● What you should do
Report only how many lines of the entries below contain the string "během".

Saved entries

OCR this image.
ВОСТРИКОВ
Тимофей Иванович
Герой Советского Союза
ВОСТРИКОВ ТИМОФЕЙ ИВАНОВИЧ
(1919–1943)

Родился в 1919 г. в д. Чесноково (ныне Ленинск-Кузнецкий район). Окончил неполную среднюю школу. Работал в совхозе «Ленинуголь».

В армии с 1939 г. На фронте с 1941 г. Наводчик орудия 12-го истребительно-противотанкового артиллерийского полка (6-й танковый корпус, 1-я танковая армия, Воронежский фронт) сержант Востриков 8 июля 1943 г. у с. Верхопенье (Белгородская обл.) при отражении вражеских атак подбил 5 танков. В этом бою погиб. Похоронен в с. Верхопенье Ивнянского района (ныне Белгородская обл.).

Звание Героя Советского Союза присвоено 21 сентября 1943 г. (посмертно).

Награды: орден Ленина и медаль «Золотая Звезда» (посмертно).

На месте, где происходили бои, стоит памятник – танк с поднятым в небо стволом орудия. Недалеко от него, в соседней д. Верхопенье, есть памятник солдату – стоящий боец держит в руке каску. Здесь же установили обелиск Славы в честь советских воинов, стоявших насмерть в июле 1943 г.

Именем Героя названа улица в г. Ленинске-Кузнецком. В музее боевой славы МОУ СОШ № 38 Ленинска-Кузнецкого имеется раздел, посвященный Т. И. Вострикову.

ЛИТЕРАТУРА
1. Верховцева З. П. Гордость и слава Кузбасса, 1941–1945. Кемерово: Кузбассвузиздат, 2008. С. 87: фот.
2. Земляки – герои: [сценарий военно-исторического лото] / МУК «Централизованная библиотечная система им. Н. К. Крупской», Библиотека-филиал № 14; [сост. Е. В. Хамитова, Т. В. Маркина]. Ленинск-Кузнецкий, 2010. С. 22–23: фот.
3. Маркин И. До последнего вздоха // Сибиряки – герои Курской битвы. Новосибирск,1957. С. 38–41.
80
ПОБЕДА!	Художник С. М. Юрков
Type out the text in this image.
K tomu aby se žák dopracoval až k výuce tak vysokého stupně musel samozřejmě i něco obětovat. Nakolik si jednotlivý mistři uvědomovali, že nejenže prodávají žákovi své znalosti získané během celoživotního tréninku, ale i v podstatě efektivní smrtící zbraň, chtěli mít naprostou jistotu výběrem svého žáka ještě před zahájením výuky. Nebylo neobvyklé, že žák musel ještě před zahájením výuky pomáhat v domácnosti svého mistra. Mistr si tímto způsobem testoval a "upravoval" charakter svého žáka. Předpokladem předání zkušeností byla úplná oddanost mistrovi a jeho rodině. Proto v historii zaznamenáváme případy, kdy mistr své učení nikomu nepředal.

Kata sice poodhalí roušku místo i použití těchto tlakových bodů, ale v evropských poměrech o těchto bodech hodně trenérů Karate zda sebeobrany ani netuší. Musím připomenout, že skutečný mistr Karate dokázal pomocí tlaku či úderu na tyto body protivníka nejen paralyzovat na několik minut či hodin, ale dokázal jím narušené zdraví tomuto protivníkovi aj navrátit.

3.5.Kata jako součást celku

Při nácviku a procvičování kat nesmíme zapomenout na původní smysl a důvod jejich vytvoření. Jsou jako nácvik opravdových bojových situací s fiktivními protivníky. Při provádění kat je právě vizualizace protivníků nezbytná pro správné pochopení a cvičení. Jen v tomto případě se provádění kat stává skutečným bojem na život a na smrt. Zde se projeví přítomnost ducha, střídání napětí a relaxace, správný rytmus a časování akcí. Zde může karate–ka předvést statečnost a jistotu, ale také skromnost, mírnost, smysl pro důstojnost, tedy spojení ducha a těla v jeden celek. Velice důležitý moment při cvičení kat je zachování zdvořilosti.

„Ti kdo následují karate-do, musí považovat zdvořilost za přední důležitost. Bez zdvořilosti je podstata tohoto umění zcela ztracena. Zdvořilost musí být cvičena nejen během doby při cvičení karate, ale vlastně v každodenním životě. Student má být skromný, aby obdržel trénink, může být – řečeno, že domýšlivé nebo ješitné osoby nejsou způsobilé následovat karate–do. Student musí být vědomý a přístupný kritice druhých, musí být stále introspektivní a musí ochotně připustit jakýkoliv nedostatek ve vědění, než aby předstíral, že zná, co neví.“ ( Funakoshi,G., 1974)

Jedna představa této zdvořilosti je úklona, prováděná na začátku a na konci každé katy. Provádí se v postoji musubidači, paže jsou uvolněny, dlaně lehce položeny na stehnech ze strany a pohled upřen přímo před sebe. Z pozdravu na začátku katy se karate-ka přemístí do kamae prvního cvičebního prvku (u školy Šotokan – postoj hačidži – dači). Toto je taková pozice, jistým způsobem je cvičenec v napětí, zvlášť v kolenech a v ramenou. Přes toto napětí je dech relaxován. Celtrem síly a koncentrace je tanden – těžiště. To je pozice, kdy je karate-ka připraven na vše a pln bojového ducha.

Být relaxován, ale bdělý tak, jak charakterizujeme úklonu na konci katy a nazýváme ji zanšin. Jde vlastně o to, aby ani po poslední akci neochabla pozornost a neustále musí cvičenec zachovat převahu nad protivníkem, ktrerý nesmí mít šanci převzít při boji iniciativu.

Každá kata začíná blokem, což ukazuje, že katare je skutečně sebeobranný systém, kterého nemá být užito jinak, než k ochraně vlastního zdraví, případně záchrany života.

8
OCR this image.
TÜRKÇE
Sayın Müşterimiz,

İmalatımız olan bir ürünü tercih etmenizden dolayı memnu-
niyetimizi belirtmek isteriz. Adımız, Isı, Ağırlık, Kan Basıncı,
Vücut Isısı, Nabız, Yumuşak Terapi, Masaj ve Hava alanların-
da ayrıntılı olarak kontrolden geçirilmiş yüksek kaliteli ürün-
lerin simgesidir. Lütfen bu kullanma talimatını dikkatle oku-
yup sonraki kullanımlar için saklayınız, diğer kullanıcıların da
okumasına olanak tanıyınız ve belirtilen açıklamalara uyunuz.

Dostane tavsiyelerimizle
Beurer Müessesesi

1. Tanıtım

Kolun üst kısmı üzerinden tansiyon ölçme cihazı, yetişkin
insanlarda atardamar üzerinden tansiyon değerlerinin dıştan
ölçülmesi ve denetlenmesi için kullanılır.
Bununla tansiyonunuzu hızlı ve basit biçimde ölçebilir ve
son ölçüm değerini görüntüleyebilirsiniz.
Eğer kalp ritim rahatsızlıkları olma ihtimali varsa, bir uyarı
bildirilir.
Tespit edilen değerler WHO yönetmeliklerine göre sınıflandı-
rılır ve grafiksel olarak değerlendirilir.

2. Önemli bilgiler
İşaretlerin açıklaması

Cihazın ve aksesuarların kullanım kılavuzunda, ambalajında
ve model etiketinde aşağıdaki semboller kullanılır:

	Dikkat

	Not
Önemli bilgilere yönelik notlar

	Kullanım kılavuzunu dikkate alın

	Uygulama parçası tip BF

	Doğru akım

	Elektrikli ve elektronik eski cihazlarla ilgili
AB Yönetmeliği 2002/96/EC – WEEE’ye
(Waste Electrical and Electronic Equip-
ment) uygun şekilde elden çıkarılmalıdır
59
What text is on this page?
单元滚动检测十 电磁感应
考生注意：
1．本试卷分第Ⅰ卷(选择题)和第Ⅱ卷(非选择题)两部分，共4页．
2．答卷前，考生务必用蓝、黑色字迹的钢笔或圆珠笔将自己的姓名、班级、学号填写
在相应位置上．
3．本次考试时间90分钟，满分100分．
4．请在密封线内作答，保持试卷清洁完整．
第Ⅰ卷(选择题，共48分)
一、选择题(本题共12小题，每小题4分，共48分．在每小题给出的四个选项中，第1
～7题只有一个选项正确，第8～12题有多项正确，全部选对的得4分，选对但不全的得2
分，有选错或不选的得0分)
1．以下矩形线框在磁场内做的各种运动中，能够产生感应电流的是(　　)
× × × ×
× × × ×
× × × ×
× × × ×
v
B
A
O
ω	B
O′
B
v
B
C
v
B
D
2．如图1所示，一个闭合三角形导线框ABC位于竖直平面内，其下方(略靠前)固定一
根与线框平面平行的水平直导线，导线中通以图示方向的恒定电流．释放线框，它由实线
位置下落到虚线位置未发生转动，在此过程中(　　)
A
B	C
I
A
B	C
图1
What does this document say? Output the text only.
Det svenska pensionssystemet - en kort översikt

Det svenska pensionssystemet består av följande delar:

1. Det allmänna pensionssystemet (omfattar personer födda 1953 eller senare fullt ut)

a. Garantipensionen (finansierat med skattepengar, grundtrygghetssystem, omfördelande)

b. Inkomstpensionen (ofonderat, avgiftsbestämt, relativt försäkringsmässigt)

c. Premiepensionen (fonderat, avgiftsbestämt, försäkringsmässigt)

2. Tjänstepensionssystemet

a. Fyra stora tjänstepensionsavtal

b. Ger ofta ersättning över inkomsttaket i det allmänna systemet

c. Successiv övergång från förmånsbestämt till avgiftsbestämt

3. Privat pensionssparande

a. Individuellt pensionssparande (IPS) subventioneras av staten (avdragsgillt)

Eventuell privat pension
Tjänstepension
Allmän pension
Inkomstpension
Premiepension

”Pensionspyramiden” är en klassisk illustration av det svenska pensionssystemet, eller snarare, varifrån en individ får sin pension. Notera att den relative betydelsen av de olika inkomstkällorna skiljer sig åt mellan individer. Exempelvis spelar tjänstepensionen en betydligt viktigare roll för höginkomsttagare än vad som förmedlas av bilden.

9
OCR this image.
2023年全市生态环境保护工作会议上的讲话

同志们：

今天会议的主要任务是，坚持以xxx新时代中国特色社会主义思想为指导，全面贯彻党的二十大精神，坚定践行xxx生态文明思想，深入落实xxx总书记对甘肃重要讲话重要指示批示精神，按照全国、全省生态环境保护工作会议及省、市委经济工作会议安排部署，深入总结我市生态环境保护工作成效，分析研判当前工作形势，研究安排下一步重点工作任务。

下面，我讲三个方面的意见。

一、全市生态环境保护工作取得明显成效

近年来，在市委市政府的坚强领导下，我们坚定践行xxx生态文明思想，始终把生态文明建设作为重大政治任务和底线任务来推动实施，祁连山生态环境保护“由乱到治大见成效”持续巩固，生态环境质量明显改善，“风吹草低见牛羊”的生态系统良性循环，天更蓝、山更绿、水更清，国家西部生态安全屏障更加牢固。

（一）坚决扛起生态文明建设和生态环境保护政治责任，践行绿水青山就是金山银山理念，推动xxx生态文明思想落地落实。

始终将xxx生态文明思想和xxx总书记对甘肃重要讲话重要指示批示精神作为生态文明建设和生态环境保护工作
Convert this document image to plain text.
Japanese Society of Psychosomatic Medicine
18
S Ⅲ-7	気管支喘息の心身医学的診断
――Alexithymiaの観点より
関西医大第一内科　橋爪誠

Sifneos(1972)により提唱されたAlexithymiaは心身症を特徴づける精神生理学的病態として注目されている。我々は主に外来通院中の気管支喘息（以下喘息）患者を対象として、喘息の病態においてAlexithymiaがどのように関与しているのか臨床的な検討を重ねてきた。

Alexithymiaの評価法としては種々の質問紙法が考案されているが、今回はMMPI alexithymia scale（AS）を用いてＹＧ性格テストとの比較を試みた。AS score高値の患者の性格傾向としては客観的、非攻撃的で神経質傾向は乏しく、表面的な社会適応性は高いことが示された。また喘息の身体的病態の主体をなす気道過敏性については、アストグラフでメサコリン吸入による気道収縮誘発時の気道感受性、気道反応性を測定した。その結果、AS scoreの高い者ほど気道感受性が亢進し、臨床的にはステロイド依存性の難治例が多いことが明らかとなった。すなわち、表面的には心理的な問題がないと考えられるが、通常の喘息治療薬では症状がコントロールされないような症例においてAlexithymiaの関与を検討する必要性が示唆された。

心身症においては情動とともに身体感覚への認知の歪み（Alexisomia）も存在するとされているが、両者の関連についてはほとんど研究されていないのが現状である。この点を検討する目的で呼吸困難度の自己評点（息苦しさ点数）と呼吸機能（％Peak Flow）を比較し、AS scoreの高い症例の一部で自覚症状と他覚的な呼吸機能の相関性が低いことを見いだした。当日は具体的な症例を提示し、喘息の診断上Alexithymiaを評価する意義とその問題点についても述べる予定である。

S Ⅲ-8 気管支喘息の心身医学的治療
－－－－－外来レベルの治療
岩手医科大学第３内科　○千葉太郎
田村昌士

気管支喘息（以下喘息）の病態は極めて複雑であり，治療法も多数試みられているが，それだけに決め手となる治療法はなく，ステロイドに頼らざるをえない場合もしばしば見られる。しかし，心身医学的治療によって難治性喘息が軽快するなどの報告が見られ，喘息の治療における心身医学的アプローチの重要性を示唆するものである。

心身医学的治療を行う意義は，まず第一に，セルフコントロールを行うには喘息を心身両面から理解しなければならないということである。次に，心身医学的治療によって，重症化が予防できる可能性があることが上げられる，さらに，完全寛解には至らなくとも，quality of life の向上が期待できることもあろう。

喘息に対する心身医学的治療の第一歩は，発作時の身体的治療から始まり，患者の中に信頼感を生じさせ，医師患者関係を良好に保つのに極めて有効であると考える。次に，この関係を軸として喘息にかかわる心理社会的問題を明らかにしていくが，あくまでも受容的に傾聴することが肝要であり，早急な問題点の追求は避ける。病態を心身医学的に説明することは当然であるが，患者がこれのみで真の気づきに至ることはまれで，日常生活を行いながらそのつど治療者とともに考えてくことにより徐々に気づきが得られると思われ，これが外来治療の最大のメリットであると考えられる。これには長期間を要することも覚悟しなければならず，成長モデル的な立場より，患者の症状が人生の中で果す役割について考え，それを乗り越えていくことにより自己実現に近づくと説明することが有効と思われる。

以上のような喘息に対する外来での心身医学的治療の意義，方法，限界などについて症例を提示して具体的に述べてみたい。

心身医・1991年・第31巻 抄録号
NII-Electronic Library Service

● Response to the exercise
2